Required work →
Copy the records below exactly, omitting any pictures they contain.

[Records from a data collection]
###
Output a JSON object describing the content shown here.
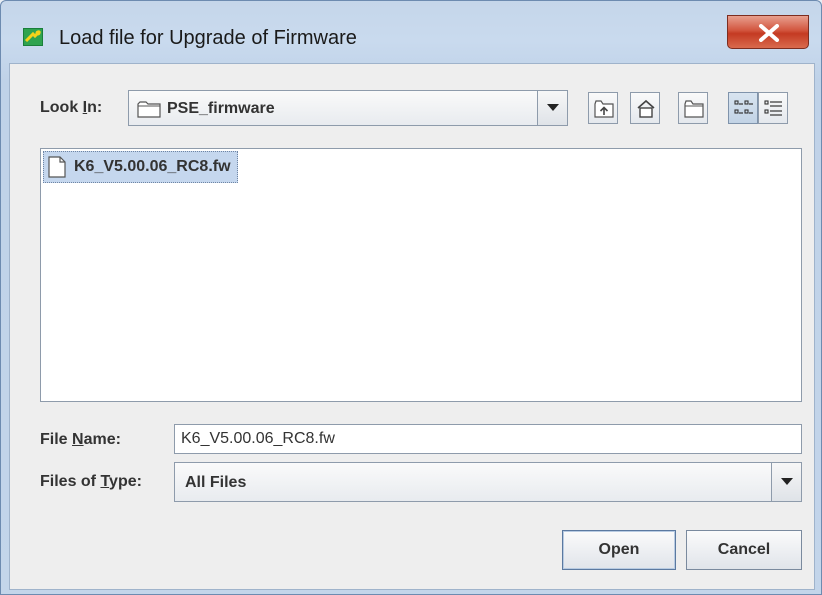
{
  "window": {
    "title": "Load file for Upgrade of Firmware",
    "close_icon": "close-x-icon",
    "app_icon": "firmware-app-icon"
  },
  "look_in": {
    "label_pre": "Look ",
    "label_mnemonic": "I",
    "label_post": "n:",
    "value": "PSE_firmware",
    "icon": "folder-icon"
  },
  "toolbar": {
    "icons": [
      "up-one-level-icon",
      "home-icon",
      "new-folder-icon",
      "list-view-icon",
      "details-view-icon"
    ],
    "active_view": "list-view"
  },
  "files": [
    {
      "name": "K6_V5.00.06_RC8.fw",
      "icon": "file-icon",
      "selected": true
    }
  ],
  "file_name": {
    "label_pre": "File ",
    "label_mnemonic": "N",
    "label_post": "ame:",
    "value": "K6_V5.00.06_RC8.fw"
  },
  "file_type": {
    "label_pre": "Files of ",
    "label_mnemonic": "T",
    "label_post": "ype:",
    "value": "All Files"
  },
  "buttons": {
    "open": "Open",
    "cancel": "Cancel"
  }
}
###
Answer to the task →
Output a JSON object describing the content shown here.
{
  "window": {
    "title": "Load file for Upgrade of Firmware",
    "close_icon": "close-x-icon",
    "app_icon": "firmware-app-icon"
  },
  "look_in": {
    "label_pre": "Look ",
    "label_mnemonic": "I",
    "label_post": "n:",
    "value": "PSE_firmware",
    "icon": "folder-icon"
  },
  "toolbar": {
    "icons": [
      "up-one-level-icon",
      "home-icon",
      "new-folder-icon",
      "list-view-icon",
      "details-view-icon"
    ],
    "active_view": "list-view"
  },
  "files": [
    {
      "name": "K6_V5.00.06_RC8.fw",
      "icon": "file-icon",
      "selected": true
    }
  ],
  "file_name": {
    "label_pre": "File ",
    "label_mnemonic": "N",
    "label_post": "ame:",
    "value": "K6_V5.00.06_RC8.fw"
  },
  "file_type": {
    "label_pre": "Files of ",
    "label_mnemonic": "T",
    "label_post": "ype:",
    "value": "All Files"
  },
  "buttons": {
    "open": "Open",
    "cancel": "Cancel"
  }
}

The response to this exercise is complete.